_PROBLEM_:
Everything in the listing except the pictures should be written out exactly.

_DATA PROVIDED_:
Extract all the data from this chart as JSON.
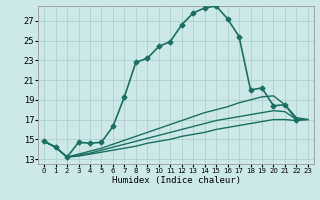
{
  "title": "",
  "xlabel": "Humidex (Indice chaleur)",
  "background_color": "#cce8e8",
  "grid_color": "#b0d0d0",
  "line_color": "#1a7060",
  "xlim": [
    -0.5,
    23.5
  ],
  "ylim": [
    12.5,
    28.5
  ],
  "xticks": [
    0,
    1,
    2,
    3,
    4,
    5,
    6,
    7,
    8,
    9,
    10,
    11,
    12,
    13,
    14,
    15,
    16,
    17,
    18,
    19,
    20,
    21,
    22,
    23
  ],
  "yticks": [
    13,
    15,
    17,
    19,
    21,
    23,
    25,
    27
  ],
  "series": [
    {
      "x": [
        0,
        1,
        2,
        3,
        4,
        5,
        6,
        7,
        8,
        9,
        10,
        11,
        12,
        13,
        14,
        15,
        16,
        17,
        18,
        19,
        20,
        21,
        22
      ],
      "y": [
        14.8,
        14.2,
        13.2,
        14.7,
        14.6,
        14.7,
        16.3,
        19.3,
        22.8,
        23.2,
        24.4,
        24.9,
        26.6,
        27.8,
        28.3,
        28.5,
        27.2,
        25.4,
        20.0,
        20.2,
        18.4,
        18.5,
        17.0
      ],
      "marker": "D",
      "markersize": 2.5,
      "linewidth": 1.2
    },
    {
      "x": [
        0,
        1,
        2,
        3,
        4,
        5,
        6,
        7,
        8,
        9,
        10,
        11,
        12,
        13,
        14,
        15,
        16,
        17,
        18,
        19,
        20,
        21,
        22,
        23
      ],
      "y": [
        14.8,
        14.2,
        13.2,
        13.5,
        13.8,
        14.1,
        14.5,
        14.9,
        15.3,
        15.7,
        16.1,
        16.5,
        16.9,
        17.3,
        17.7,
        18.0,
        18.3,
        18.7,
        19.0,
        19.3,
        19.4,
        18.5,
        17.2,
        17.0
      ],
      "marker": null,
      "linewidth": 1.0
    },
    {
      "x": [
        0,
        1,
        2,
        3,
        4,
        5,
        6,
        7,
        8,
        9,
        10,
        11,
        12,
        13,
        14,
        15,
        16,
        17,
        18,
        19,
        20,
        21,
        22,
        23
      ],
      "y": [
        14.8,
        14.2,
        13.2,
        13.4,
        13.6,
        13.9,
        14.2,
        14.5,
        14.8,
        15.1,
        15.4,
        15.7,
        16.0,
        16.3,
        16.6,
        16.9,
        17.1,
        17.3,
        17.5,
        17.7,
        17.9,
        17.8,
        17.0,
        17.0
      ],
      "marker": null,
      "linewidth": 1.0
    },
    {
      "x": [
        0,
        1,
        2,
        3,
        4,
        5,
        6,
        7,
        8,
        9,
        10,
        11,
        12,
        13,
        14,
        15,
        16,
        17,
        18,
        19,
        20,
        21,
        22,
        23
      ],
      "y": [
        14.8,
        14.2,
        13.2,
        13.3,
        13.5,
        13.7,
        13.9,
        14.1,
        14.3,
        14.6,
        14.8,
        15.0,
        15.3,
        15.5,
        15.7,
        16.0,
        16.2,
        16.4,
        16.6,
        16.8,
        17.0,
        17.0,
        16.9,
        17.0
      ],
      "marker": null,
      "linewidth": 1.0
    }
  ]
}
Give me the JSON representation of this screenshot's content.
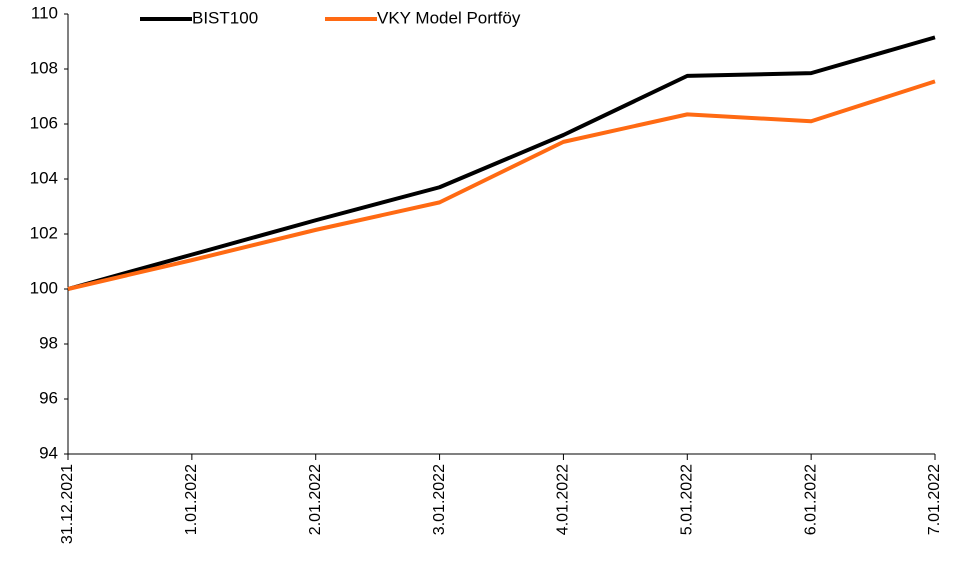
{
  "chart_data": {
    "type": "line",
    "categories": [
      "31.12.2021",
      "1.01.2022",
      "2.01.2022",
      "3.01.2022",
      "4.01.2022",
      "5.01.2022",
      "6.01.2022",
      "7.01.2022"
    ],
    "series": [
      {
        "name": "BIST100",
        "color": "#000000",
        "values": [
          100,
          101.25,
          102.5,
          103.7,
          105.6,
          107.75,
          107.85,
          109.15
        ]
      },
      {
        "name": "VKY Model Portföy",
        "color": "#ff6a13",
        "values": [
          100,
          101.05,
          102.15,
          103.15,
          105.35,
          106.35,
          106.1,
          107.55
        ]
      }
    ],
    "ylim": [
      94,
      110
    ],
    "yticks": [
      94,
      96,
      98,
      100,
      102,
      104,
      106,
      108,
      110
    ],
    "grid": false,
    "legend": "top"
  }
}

_EXERCISE OUTPUT_:
Extract all the data from this chart as JSON.
{
  "title": "",
  "xlabel": "Humidex (Indice chaleur)",
  "background_color": "#cce8e8",
  "grid_color": "#b0d0d0",
  "line_color": "#1a7060",
  "xlim": [
    -0.5,
    23.5
  ],
  "ylim": [
    12.5,
    28.5
  ],
  "xticks": [
    0,
    1,
    2,
    3,
    4,
    5,
    6,
    7,
    8,
    9,
    10,
    11,
    12,
    13,
    14,
    15,
    16,
    17,
    18,
    19,
    20,
    21,
    22,
    23
  ],
  "yticks": [
    13,
    15,
    17,
    19,
    21,
    23,
    25,
    27
  ],
  "series": [
    {
      "x": [
        0,
        1,
        2,
        3,
        4,
        5,
        6,
        7,
        8,
        9,
        10,
        11,
        12,
        13,
        14,
        15,
        16,
        17,
        18,
        19,
        20,
        21,
        22
      ],
      "y": [
        14.8,
        14.2,
        13.2,
        14.7,
        14.6,
        14.7,
        16.3,
        19.3,
        22.8,
        23.2,
        24.4,
        24.9,
        26.6,
        27.8,
        28.3,
        28.5,
        27.2,
        25.4,
        20.0,
        20.2,
        18.4,
        18.5,
        17.0
      ],
      "marker": "D",
      "markersize": 2.5,
      "linewidth": 1.2
    },
    {
      "x": [
        0,
        1,
        2,
        3,
        4,
        5,
        6,
        7,
        8,
        9,
        10,
        11,
        12,
        13,
        14,
        15,
        16,
        17,
        18,
        19,
        20,
        21,
        22,
        23
      ],
      "y": [
        14.8,
        14.2,
        13.2,
        13.5,
        13.8,
        14.1,
        14.5,
        14.9,
        15.3,
        15.7,
        16.1,
        16.5,
        16.9,
        17.3,
        17.7,
        18.0,
        18.3,
        18.7,
        19.0,
        19.3,
        19.4,
        18.5,
        17.2,
        17.0
      ],
      "marker": null,
      "linewidth": 1.0
    },
    {
      "x": [
        0,
        1,
        2,
        3,
        4,
        5,
        6,
        7,
        8,
        9,
        10,
        11,
        12,
        13,
        14,
        15,
        16,
        17,
        18,
        19,
        20,
        21,
        22,
        23
      ],
      "y": [
        14.8,
        14.2,
        13.2,
        13.4,
        13.6,
        13.9,
        14.2,
        14.5,
        14.8,
        15.1,
        15.4,
        15.7,
        16.0,
        16.3,
        16.6,
        16.9,
        17.1,
        17.3,
        17.5,
        17.7,
        17.9,
        17.8,
        17.0,
        17.0
      ],
      "marker": null,
      "linewidth": 1.0
    },
    {
      "x": [
        0,
        1,
        2,
        3,
        4,
        5,
        6,
        7,
        8,
        9,
        10,
        11,
        12,
        13,
        14,
        15,
        16,
        17,
        18,
        19,
        20,
        21,
        22,
        23
      ],
      "y": [
        14.8,
        14.2,
        13.2,
        13.3,
        13.5,
        13.7,
        13.9,
        14.1,
        14.3,
        14.6,
        14.8,
        15.0,
        15.3,
        15.5,
        15.7,
        16.0,
        16.2,
        16.4,
        16.6,
        16.8,
        17.0,
        17.0,
        16.9,
        17.0
      ],
      "marker": null,
      "linewidth": 1.0
    }
  ]
}
Give me the JSON representation of this screenshot's content.
{
  "chart_data": {
    "type": "line",
    "categories": [
      "31.12.2021",
      "1.01.2022",
      "2.01.2022",
      "3.01.2022",
      "4.01.2022",
      "5.01.2022",
      "6.01.2022",
      "7.01.2022"
    ],
    "series": [
      {
        "name": "BIST100",
        "color": "#000000",
        "values": [
          100,
          101.25,
          102.5,
          103.7,
          105.6,
          107.75,
          107.85,
          109.15
        ]
      },
      {
        "name": "VKY Model Portföy",
        "color": "#ff6a13",
        "values": [
          100,
          101.05,
          102.15,
          103.15,
          105.35,
          106.35,
          106.1,
          107.55
        ]
      }
    ],
    "ylim": [
      94,
      110
    ],
    "yticks": [
      94,
      96,
      98,
      100,
      102,
      104,
      106,
      108,
      110
    ],
    "grid": false,
    "legend": "top"
  }
}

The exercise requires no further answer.